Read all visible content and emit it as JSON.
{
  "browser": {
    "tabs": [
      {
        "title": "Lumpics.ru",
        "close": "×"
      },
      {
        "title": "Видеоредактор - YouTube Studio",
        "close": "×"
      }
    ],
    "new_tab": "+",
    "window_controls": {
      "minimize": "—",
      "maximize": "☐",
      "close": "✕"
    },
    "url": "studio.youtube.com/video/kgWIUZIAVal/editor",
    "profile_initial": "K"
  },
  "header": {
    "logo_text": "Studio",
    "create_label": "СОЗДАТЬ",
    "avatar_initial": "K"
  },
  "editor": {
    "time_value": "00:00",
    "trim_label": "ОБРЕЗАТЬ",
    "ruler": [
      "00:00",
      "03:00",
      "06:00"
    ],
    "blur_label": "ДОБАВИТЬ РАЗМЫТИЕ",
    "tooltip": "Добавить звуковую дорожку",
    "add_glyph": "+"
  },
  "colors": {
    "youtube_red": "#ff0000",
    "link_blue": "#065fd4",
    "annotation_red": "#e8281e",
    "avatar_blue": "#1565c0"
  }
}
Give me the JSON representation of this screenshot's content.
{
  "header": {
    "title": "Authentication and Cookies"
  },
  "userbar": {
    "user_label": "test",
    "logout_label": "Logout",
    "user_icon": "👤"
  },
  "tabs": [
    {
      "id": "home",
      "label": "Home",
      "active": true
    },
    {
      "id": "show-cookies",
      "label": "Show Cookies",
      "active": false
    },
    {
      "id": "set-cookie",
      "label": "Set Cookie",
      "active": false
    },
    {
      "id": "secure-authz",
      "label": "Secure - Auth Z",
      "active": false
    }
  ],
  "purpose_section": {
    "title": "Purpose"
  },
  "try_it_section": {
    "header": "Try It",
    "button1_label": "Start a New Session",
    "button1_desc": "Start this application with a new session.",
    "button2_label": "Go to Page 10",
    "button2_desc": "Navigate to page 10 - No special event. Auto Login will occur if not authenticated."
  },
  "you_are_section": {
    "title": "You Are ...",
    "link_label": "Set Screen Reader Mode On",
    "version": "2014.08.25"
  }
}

━━━━━━

* What the task requires *
Repeat exactly, and only, the lines from the one containing "Give me the" through the end of the material.

* Output of the task *
Give me the JSON representation of this screenshot's content.
{
  "header": {
    "title": "Authentication and Cookies"
  },
  "userbar": {
    "user_label": "test",
    "logout_label": "Logout",
    "user_icon": "👤"
  },
  "tabs": [
    {
      "id": "home",
      "label": "Home",
      "active": true
    },
    {
      "id": "show-cookies",
      "label": "Show Cookies",
      "active": false
    },
    {
      "id": "set-cookie",
      "label": "Set Cookie",
      "active": false
    },
    {
      "id": "secure-authz",
      "label": "Secure - Auth Z",
      "active": false
    }
  ],
  "purpose_section": {
    "title": "Purpose"
  },
  "try_it_section": {
    "header": "Try It",
    "button1_label": "Start a New Session",
    "button1_desc": "Start this application with a new session.",
    "button2_label": "Go to Page 10",
    "button2_desc": "Navigate to page 10 - No special event. Auto Login will occur if not authenticated."
  },
  "you_are_section": {
    "title": "You Are ...",
    "link_label": "Set Screen Reader Mode On",
    "version": "2014.08.25"
  }
}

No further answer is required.